**** TASK DATA ****

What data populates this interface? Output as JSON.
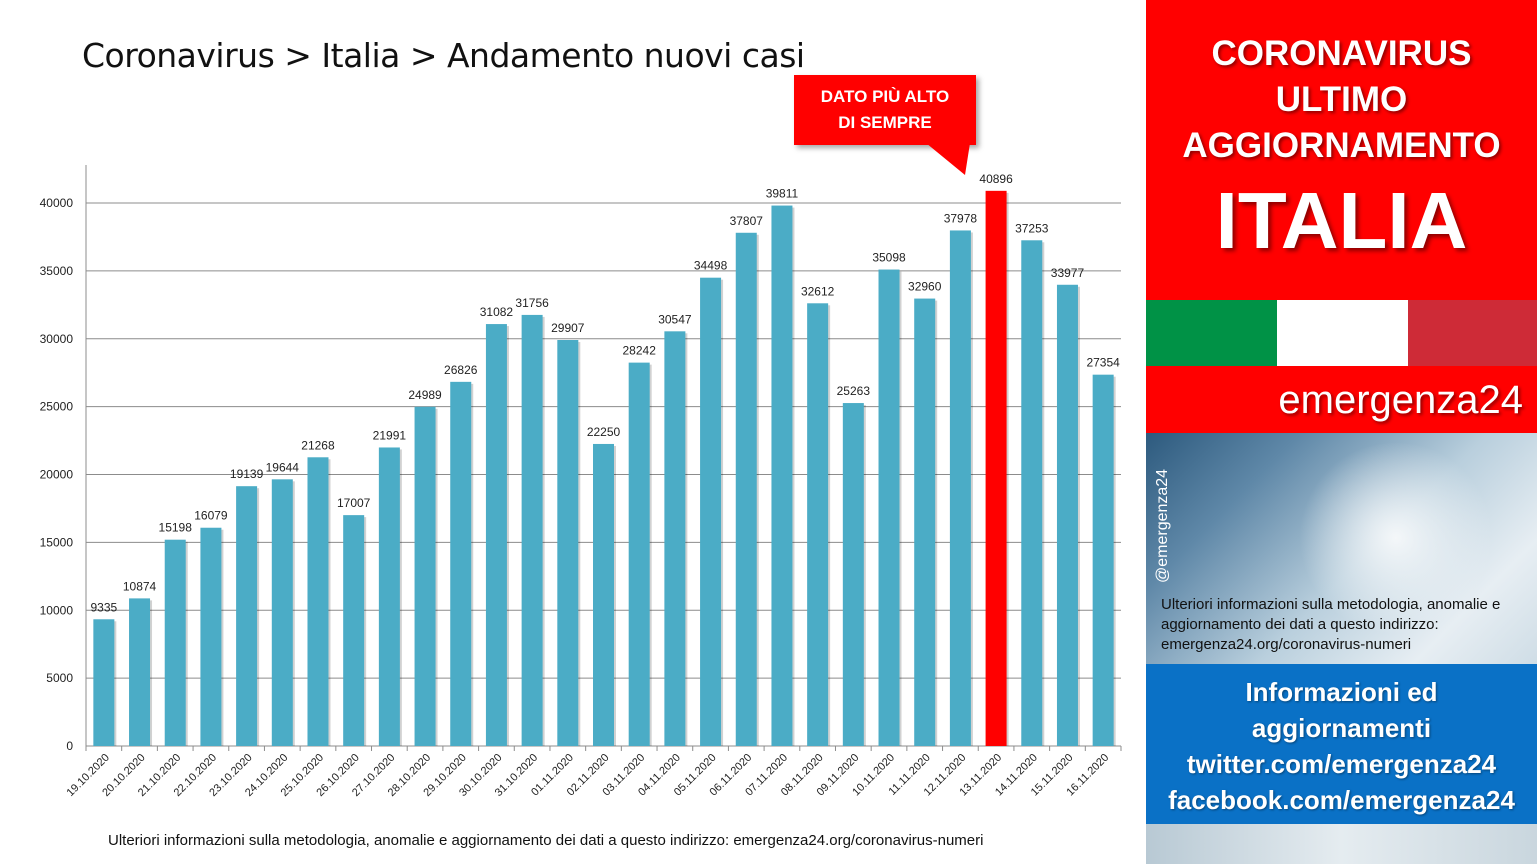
{
  "title": "Coronavirus > Italia > Andamento nuovi casi",
  "callout": {
    "line1": "DATO PIÙ ALTO",
    "line2": "DI SEMPRE"
  },
  "footnote": "Ulteriori informazioni sulla metodologia, anomalie e aggiornamento dei dati a questo indirizzo: emergenza24.org/coronavirus-numeri",
  "sidebar": {
    "line1": "CORONAVIRUS",
    "line2": "ULTIMO",
    "line3": "AGGIORNAMENTO",
    "line4": "ITALIA",
    "brand": "emergenza24",
    "handle": "@emergenza24",
    "note": "Ulteriori informazioni sulla metodologia, anomalie e aggiornamento dei dati a questo indirizzo: emergenza24.org/coronavirus-numeri",
    "info": [
      "Informazioni ed",
      "aggiornamenti",
      "twitter.com/emergenza24",
      "facebook.com/emergenza24"
    ]
  },
  "colors": {
    "bar": "#4bacc6",
    "highlight_bar": "#ff0000",
    "accent_red": "#ff0000",
    "info_blue": "#0a71c6",
    "flag_green": "#009246",
    "flag_white": "#ffffff",
    "flag_red": "#ce2b37"
  },
  "chart_data": {
    "type": "bar",
    "categories": [
      "19.10.2020",
      "20.10.2020",
      "21.10.2020",
      "22.10.2020",
      "23.10.2020",
      "24.10.2020",
      "25.10.2020",
      "26.10.2020",
      "27.10.2020",
      "28.10.2020",
      "29.10.2020",
      "30.10.2020",
      "31.10.2020",
      "01.11.2020",
      "02.11.2020",
      "03.11.2020",
      "04.11.2020",
      "05.11.2020",
      "06.11.2020",
      "07.11.2020",
      "08.11.2020",
      "09.11.2020",
      "10.11.2020",
      "11.11.2020",
      "12.11.2020",
      "13.11.2020",
      "14.11.2020",
      "15.11.2020",
      "16.11.2020"
    ],
    "values": [
      9335,
      10874,
      15198,
      16079,
      19139,
      19644,
      21268,
      17007,
      21991,
      24989,
      26826,
      31082,
      31756,
      29907,
      22250,
      28242,
      30547,
      34498,
      37807,
      39811,
      32612,
      25263,
      35098,
      32960,
      37978,
      40896,
      37253,
      33977,
      27354
    ],
    "highlight_category": "13.11.2020",
    "ylim": [
      0,
      40000
    ],
    "yticks": [
      0,
      5000,
      10000,
      15000,
      20000,
      25000,
      30000,
      35000,
      40000
    ],
    "grid": true,
    "legend": "none"
  }
}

****

# ASSIGNMENT:
Leave out the pictures and repeat everything else in the records exactly.

# PROBLEM SOLUTION:
What data populates this interface? Output as JSON.
{
  "title": "Coronavirus > Italia > Andamento nuovi casi",
  "callout": {
    "line1": "DATO PIÙ ALTO",
    "line2": "DI SEMPRE"
  },
  "footnote": "Ulteriori informazioni sulla metodologia, anomalie e aggiornamento dei dati a questo indirizzo: emergenza24.org/coronavirus-numeri",
  "sidebar": {
    "line1": "CORONAVIRUS",
    "line2": "ULTIMO",
    "line3": "AGGIORNAMENTO",
    "line4": "ITALIA",
    "brand": "emergenza24",
    "handle": "@emergenza24",
    "note": "Ulteriori informazioni sulla metodologia, anomalie e aggiornamento dei dati a questo indirizzo: emergenza24.org/coronavirus-numeri",
    "info": [
      "Informazioni ed",
      "aggiornamenti",
      "twitter.com/emergenza24",
      "facebook.com/emergenza24"
    ]
  },
  "colors": {
    "bar": "#4bacc6",
    "highlight_bar": "#ff0000",
    "accent_red": "#ff0000",
    "info_blue": "#0a71c6",
    "flag_green": "#009246",
    "flag_white": "#ffffff",
    "flag_red": "#ce2b37"
  },
  "chart_data": {
    "type": "bar",
    "categories": [
      "19.10.2020",
      "20.10.2020",
      "21.10.2020",
      "22.10.2020",
      "23.10.2020",
      "24.10.2020",
      "25.10.2020",
      "26.10.2020",
      "27.10.2020",
      "28.10.2020",
      "29.10.2020",
      "30.10.2020",
      "31.10.2020",
      "01.11.2020",
      "02.11.2020",
      "03.11.2020",
      "04.11.2020",
      "05.11.2020",
      "06.11.2020",
      "07.11.2020",
      "08.11.2020",
      "09.11.2020",
      "10.11.2020",
      "11.11.2020",
      "12.11.2020",
      "13.11.2020",
      "14.11.2020",
      "15.11.2020",
      "16.11.2020"
    ],
    "values": [
      9335,
      10874,
      15198,
      16079,
      19139,
      19644,
      21268,
      17007,
      21991,
      24989,
      26826,
      31082,
      31756,
      29907,
      22250,
      28242,
      30547,
      34498,
      37807,
      39811,
      32612,
      25263,
      35098,
      32960,
      37978,
      40896,
      37253,
      33977,
      27354
    ],
    "highlight_category": "13.11.2020",
    "ylim": [
      0,
      40000
    ],
    "yticks": [
      0,
      5000,
      10000,
      15000,
      20000,
      25000,
      30000,
      35000,
      40000
    ],
    "grid": true,
    "legend": "none"
  }
}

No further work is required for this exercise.